::: Data rows

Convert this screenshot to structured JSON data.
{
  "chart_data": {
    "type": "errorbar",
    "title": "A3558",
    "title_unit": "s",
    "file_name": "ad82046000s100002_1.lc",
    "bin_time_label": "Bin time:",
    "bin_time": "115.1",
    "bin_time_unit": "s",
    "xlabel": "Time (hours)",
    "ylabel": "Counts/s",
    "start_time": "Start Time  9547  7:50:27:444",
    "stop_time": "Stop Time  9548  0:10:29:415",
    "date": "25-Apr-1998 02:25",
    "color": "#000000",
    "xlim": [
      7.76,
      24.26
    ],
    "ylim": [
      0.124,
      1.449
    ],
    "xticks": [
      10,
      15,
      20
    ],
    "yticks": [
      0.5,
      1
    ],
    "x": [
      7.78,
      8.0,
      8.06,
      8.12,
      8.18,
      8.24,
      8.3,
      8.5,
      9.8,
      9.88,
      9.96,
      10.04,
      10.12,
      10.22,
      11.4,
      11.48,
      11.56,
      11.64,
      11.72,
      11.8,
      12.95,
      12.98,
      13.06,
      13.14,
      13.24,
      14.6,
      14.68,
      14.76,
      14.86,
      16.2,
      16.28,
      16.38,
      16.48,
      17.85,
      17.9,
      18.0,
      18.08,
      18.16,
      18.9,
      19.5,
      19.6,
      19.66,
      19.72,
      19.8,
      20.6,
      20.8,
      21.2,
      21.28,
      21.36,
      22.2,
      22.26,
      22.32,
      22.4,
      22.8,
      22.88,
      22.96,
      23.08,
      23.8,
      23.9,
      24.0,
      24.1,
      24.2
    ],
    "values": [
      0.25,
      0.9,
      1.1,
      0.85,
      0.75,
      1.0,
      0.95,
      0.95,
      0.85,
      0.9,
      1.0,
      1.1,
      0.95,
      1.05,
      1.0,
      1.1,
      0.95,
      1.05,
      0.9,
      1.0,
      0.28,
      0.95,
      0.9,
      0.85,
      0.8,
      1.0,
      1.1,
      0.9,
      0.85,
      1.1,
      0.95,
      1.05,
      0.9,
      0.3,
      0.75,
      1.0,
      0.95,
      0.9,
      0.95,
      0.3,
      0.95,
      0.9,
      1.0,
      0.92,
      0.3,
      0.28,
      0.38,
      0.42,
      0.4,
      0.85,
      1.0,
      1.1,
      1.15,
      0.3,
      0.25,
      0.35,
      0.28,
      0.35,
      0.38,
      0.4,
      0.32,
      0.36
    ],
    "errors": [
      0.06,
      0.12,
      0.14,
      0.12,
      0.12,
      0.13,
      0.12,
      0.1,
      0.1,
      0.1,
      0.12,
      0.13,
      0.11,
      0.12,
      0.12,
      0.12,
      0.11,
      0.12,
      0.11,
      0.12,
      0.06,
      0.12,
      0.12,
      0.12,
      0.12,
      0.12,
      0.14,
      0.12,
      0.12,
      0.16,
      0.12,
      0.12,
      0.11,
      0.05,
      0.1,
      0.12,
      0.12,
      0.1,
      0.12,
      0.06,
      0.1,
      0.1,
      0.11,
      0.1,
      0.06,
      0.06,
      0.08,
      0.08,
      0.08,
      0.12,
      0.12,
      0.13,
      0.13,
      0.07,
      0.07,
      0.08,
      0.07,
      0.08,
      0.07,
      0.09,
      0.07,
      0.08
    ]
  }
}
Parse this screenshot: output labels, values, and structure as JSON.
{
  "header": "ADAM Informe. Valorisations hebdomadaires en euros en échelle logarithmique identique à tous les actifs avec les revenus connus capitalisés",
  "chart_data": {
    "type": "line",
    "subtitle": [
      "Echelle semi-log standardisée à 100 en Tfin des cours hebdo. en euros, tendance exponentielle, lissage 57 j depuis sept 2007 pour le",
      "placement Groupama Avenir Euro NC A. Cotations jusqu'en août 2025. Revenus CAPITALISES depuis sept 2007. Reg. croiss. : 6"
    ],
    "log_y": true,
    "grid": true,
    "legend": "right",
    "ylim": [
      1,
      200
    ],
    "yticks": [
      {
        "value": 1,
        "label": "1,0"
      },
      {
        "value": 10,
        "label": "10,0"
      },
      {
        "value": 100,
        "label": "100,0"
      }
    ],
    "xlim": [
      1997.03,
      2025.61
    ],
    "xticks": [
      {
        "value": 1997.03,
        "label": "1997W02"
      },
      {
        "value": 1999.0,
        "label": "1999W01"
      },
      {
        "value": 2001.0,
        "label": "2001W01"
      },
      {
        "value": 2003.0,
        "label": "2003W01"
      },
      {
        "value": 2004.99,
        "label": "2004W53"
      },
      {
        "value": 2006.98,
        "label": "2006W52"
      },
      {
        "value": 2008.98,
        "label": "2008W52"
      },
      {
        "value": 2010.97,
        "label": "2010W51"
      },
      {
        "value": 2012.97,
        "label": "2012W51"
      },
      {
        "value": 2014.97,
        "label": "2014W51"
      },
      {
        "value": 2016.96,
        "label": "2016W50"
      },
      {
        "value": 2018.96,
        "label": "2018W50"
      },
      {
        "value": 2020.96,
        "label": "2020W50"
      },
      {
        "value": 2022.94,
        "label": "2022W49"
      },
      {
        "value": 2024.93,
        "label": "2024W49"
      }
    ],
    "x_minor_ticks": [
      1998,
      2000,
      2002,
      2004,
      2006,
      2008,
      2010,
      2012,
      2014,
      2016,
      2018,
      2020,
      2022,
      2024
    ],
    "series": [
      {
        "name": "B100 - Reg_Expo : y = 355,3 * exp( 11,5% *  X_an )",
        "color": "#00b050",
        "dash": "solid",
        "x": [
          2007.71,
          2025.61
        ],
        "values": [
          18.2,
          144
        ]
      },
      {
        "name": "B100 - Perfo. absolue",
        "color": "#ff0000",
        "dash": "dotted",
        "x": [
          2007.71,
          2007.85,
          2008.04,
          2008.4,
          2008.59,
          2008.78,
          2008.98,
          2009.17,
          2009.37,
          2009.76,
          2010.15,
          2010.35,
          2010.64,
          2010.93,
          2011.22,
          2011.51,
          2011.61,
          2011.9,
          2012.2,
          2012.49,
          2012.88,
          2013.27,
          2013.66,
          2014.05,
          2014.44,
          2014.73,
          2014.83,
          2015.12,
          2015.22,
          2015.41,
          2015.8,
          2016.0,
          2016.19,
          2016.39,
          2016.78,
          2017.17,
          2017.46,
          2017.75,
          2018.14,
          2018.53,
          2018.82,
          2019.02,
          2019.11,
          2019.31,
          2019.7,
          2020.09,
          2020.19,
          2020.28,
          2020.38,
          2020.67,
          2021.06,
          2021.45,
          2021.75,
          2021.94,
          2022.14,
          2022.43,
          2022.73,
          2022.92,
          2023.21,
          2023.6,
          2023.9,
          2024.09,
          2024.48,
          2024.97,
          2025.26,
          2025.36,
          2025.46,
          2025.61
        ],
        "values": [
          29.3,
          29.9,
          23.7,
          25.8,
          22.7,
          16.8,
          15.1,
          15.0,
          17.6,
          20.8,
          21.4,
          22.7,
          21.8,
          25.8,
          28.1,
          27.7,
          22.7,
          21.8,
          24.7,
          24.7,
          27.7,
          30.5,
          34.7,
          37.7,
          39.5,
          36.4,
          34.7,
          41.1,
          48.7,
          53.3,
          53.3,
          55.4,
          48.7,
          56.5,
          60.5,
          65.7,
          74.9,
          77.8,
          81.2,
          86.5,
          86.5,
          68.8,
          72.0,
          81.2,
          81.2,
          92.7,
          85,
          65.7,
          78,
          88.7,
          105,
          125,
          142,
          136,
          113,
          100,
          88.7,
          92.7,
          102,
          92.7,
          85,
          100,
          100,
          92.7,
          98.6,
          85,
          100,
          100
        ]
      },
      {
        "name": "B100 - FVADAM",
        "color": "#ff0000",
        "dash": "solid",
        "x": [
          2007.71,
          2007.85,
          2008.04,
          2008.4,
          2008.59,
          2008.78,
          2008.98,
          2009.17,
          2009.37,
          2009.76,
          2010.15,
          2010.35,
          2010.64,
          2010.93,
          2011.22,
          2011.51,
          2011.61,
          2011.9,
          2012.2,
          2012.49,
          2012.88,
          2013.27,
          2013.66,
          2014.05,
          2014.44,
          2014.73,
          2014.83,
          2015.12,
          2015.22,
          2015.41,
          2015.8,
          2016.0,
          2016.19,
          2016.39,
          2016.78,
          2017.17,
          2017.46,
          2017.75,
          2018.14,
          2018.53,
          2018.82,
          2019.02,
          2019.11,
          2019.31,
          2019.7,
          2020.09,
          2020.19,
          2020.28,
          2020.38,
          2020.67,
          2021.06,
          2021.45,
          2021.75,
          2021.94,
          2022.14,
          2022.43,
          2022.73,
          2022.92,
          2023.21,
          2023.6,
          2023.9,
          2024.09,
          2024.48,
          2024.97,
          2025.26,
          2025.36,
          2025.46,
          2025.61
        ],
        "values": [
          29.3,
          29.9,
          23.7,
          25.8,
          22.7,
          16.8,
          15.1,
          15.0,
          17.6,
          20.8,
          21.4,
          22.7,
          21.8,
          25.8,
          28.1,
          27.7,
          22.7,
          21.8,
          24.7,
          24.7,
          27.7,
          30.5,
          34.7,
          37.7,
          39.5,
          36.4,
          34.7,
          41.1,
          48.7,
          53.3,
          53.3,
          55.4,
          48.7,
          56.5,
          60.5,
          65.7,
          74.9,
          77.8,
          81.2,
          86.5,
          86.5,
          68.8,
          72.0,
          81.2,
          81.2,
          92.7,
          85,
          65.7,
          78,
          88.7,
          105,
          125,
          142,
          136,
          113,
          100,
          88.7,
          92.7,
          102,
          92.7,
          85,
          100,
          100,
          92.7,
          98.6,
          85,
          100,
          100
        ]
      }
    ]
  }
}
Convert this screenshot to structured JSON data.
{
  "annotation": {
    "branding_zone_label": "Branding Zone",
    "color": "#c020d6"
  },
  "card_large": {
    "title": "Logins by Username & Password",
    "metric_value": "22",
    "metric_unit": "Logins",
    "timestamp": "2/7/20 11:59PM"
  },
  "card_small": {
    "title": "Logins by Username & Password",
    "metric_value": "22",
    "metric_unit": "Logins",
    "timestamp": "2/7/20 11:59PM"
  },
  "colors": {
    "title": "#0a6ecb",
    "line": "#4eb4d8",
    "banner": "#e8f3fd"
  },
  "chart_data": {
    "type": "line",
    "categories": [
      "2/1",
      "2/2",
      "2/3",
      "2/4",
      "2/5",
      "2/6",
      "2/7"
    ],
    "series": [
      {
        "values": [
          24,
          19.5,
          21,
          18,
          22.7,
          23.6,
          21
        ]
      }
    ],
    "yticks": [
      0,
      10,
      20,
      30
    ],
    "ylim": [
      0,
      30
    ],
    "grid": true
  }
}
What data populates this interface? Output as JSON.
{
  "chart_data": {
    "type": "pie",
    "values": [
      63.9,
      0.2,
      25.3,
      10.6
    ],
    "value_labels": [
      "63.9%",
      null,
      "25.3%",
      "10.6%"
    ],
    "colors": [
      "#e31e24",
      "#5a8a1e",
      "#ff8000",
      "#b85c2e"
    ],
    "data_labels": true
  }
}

::::::

Give back exactly the lines running from the line containing "What data populates" through the end of the material above, both included, and nothing beyond them.

**Correct output**
What data populates this interface? Output as JSON.
{
  "chart_data": {
    "type": "pie",
    "values": [
      63.9,
      0.2,
      25.3,
      10.6
    ],
    "value_labels": [
      "63.9%",
      null,
      "25.3%",
      "10.6%"
    ],
    "colors": [
      "#e31e24",
      "#5a8a1e",
      "#ff8000",
      "#b85c2e"
    ],
    "data_labels": true
  }
}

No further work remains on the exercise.